* Start *

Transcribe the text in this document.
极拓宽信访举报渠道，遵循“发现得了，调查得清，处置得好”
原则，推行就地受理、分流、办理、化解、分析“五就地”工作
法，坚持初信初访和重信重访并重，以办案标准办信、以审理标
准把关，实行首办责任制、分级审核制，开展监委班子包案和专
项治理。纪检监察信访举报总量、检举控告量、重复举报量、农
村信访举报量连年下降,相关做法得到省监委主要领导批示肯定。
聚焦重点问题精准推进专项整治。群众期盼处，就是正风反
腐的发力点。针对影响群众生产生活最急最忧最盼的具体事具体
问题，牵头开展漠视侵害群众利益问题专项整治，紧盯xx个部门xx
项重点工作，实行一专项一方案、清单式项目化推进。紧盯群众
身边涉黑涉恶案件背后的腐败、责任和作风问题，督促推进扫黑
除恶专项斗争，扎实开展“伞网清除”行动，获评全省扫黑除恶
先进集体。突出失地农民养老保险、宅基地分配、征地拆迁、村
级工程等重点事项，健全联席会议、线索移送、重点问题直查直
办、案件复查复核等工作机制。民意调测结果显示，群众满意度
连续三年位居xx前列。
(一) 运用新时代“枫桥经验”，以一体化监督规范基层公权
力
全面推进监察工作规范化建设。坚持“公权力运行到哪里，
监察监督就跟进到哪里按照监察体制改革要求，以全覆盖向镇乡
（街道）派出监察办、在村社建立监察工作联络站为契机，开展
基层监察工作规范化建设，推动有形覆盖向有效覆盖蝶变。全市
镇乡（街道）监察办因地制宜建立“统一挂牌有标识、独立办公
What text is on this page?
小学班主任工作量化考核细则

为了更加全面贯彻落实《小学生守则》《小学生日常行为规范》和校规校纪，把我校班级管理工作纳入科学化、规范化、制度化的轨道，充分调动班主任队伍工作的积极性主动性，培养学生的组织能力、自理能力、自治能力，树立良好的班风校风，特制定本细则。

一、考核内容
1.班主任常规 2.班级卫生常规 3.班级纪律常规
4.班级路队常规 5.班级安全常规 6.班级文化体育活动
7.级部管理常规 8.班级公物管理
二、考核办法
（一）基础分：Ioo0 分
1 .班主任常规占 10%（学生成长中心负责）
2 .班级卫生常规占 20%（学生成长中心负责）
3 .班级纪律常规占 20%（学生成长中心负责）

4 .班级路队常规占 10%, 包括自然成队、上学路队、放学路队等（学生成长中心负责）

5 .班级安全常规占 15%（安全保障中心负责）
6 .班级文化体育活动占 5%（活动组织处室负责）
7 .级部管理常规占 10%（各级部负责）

* End *

Work instructions:
All of the data needs to be printed once more, exactly.

Answer to the problem:
Transcribe the text in this document.
极拓宽信访举报渠道，遵循“发现得了，调查得清，处置得好”
原则，推行就地受理、分流、办理、化解、分析“五就地”工作
法，坚持初信初访和重信重访并重，以办案标准办信、以审理标
准把关，实行首办责任制、分级审核制，开展监委班子包案和专
项治理。纪检监察信访举报总量、检举控告量、重复举报量、农
村信访举报量连年下降,相关做法得到省监委主要领导批示肯定。
聚焦重点问题精准推进专项整治。群众期盼处，就是正风反
腐的发力点。针对影响群众生产生活最急最忧最盼的具体事具体
问题，牵头开展漠视侵害群众利益问题专项整治，紧盯xx个部门xx
项重点工作，实行一专项一方案、清单式项目化推进。紧盯群众
身边涉黑涉恶案件背后的腐败、责任和作风问题，督促推进扫黑
除恶专项斗争，扎实开展“伞网清除”行动，获评全省扫黑除恶
先进集体。突出失地农民养老保险、宅基地分配、征地拆迁、村
级工程等重点事项，健全联席会议、线索移送、重点问题直查直
办、案件复查复核等工作机制。民意调测结果显示，群众满意度
连续三年位居xx前列。
(一) 运用新时代“枫桥经验”，以一体化监督规范基层公权
力
全面推进监察工作规范化建设。坚持“公权力运行到哪里，
监察监督就跟进到哪里按照监察体制改革要求，以全覆盖向镇乡
（街道）派出监察办、在村社建立监察工作联络站为契机，开展
基层监察工作规范化建设，推动有形覆盖向有效覆盖蝶变。全市
镇乡（街道）监察办因地制宜建立“统一挂牌有标识、独立办公
What text is on this page?
小学班主任工作量化考核细则

为了更加全面贯彻落实《小学生守则》《小学生日常行为规范》和校规校纪，把我校班级管理工作纳入科学化、规范化、制度化的轨道，充分调动班主任队伍工作的积极性主动性，培养学生的组织能力、自理能力、自治能力，树立良好的班风校风，特制定本细则。

一、考核内容
1.班主任常规 2.班级卫生常规 3.班级纪律常规
4.班级路队常规 5.班级安全常规 6.班级文化体育活动
7.级部管理常规 8.班级公物管理
二、考核办法
（一）基础分：Ioo0 分
1 .班主任常规占 10%（学生成长中心负责）
2 .班级卫生常规占 20%（学生成长中心负责）
3 .班级纪律常规占 20%（学生成长中心负责）

4 .班级路队常规占 10%, 包括自然成队、上学路队、放学路队等（学生成长中心负责）

5 .班级安全常规占 15%（安全保障中心负责）
6 .班级文化体育活动占 5%（活动组织处室负责）
7 .级部管理常规占 10%（各级部负责）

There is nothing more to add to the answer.